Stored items
________________
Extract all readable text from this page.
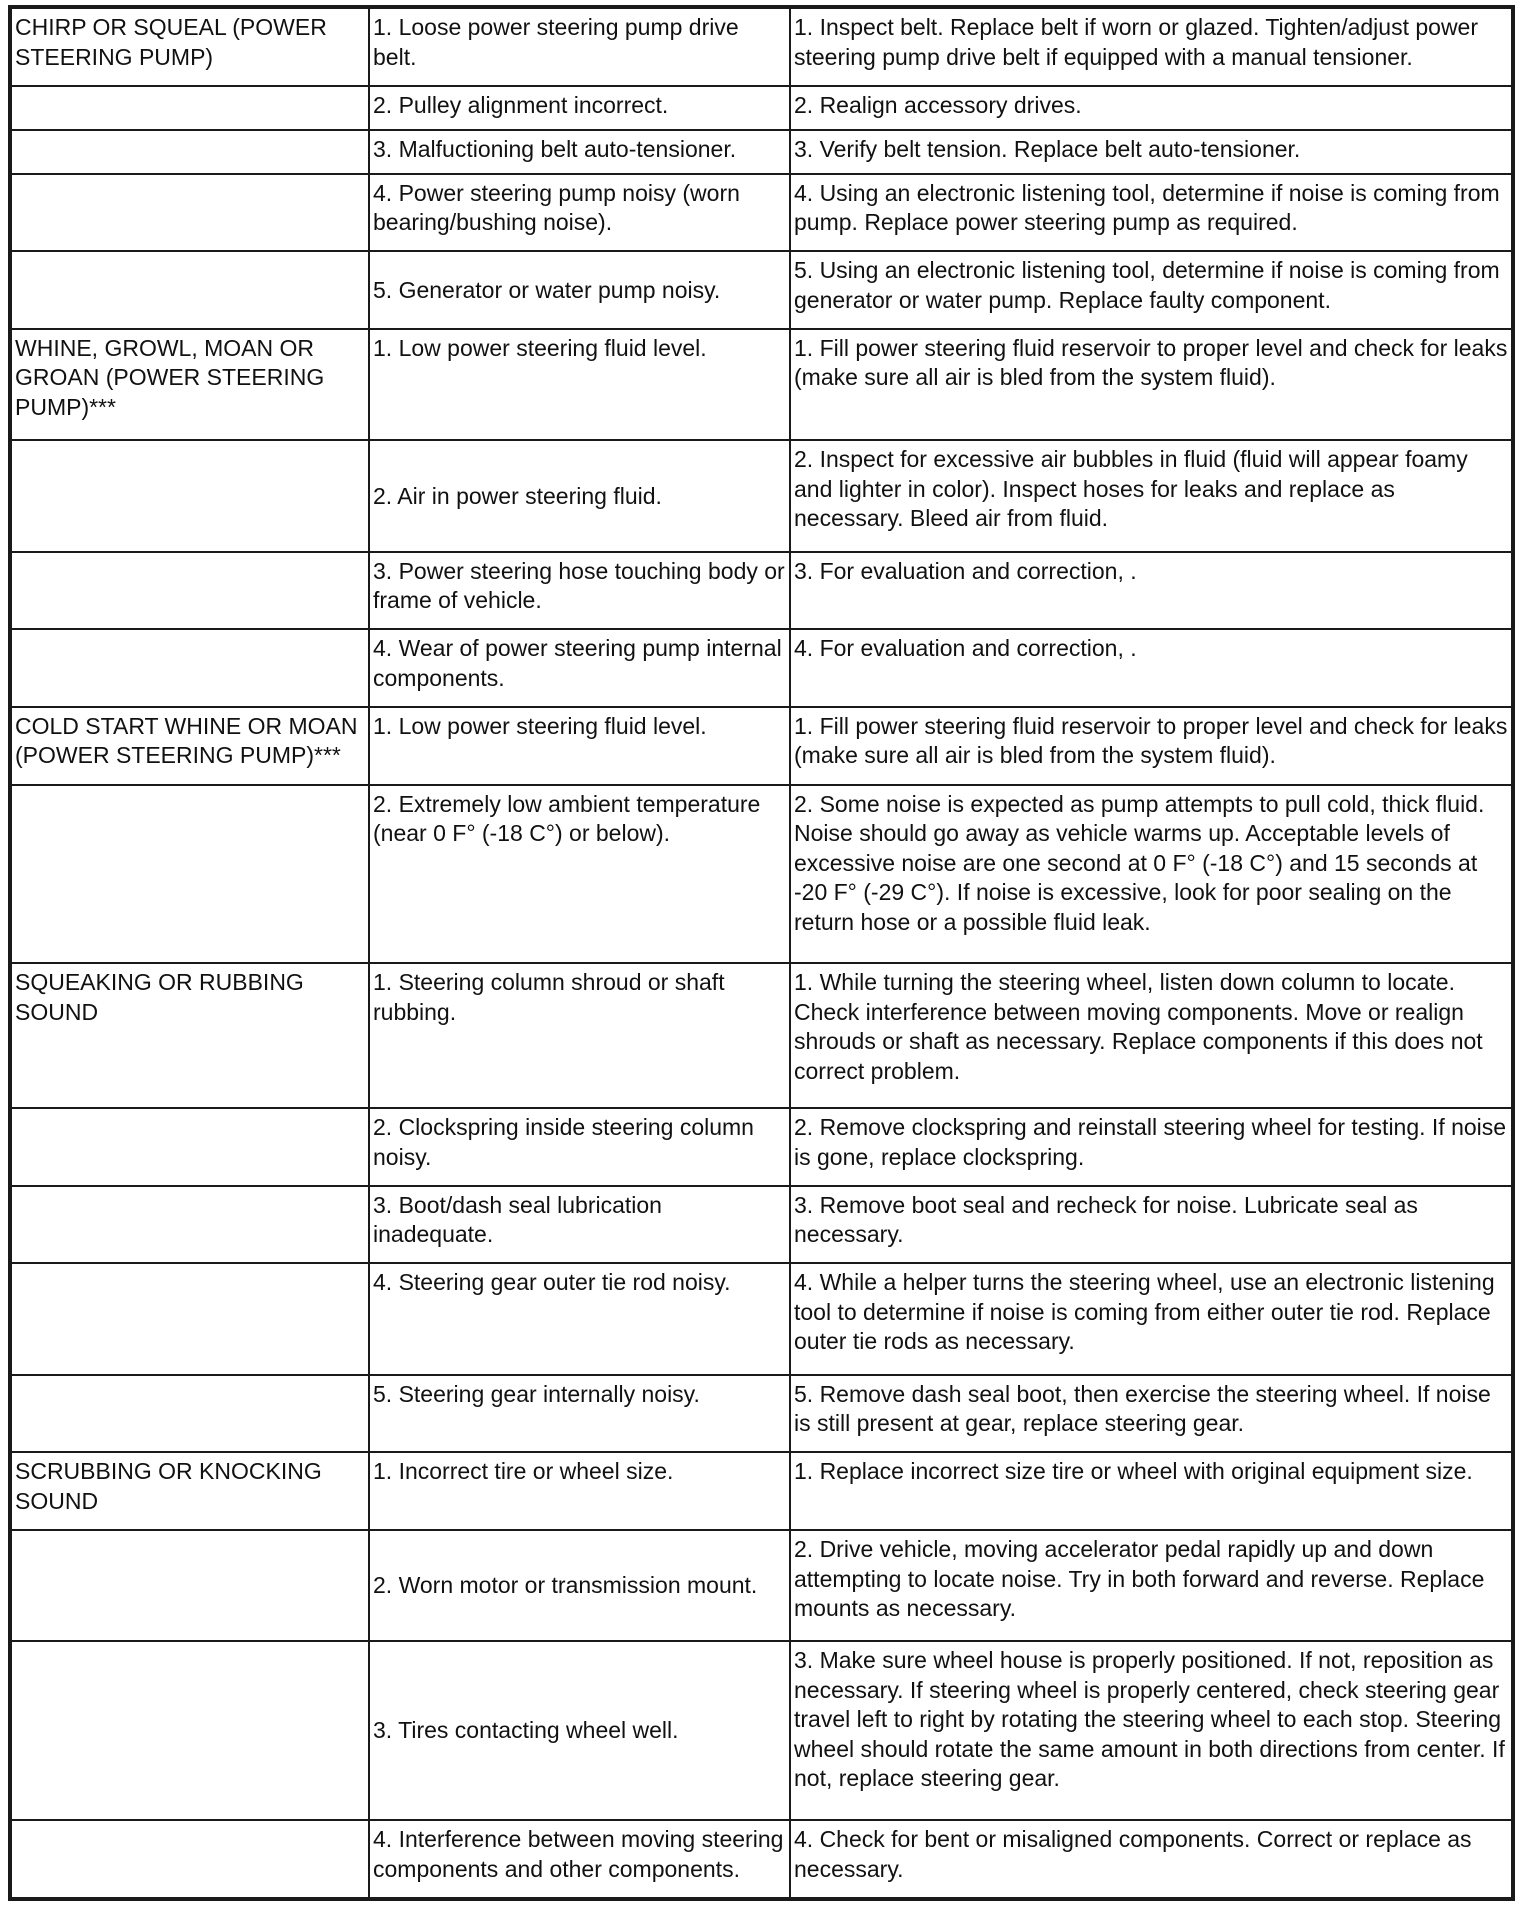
CHIRP OR SQUEAL (POWER STEERING PUMP)	1. Loose power steering pump drive belt.	1. Inspect belt. Replace belt if worn or glazed. Tighten/adjust power steering pump drive belt if equipped with a manual tensioner.
	2. Pulley alignment incorrect.	2. Realign accessory drives.
	3. Malfuctioning belt auto-tensioner.	3. Verify belt tension. Replace belt auto-tensioner.
	4. Power steering pump noisy (worn bearing/bushing noise).	4. Using an electronic listening tool, determine if noise is coming from pump. Replace power steering pump as required.
	5. Generator or water pump noisy.	5. Using an electronic listening tool, determine if noise is coming from generator or water pump. Replace faulty component.
WHINE, GROWL, MOAN OR GROAN (POWER STEERING PUMP)***	1. Low power steering fluid level.	1. Fill power steering fluid reservoir to proper level and check for leaks (make sure all air is bled from the system fluid).
	2. Air in power steering fluid.	2. Inspect for excessive air bubbles in fluid (fluid will appear foamy and lighter in color). Inspect hoses for leaks and replace as necessary. Bleed air from fluid.
	3. Power steering hose touching body or frame of vehicle.	3. For evaluation and correction, .
	4. Wear of power steering pump internal components.	4. For evaluation and correction, .
COLD START WHINE OR MOAN (POWER STEERING PUMP)***	1. Low power steering fluid level.	1. Fill power steering fluid reservoir to proper level and check for leaks (make sure all air is bled from the system fluid).
	2. Extremely low ambient temperature (near 0 F° (-18 C°) or below).	2. Some noise is expected as pump attempts to pull cold, thick fluid. Noise should go away as vehicle warms up. Acceptable levels of excessive noise are one second at 0 F° (-18 C°) and 15 seconds at -20 F° (-29 C°). If noise is excessive, look for poor sealing on the return hose or a possible fluid leak.
SQUEAKING OR RUBBING SOUND	1. Steering column shroud or shaft rubbing.	1. While turning the steering wheel, listen down column to locate. Check interference between moving components. Move or realign shrouds or shaft as necessary. Replace components if this does not correct problem.
	2. Clockspring inside steering column noisy.	2. Remove clockspring and reinstall steering wheel for testing. If noise is gone, replace clockspring.
	3. Boot/dash seal lubrication inadequate.	3. Remove boot seal and recheck for noise. Lubricate seal as necessary.
	4. Steering gear outer tie rod noisy.	4. While a helper turns the steering wheel, use an electronic listening tool to determine if noise is coming from either outer tie rod. Replace outer tie rods as necessary.
	5. Steering gear internally noisy.	5. Remove dash seal boot, then exercise the steering wheel. If noise is still present at gear, replace steering gear.
SCRUBBING OR KNOCKING SOUND	1. Incorrect tire or wheel size.	1. Replace incorrect size tire or wheel with original equipment size.
	2. Worn motor or transmission mount.	2. Drive vehicle, moving accelerator pedal rapidly up and down attempting to locate noise. Try in both forward and reverse. Replace mounts as necessary.
	3. Tires contacting wheel well.	3. Make sure wheel house is properly positioned. If not, reposition as necessary. If steering wheel is properly centered, check steering gear travel left to right by rotating the steering wheel to each stop. Steering wheel should rotate the same amount in both directions from center. If not, replace steering gear.
	4. Interference between moving steering components and other components.	4. Check for bent or misaligned components. Correct or replace as necessary.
________________
Task objective :: Search the lines above for the string "dash" and copy each line that has it.

Response ::
	3. Boot/dash seal lubrication inadequate.	3. Remove boot seal and recheck for noise. Lubricate seal as necessary.
	5. Steering gear internally noisy.	5. Remove dash seal boot, then exercise the steering wheel. If noise is still present at gear, replace steering gear.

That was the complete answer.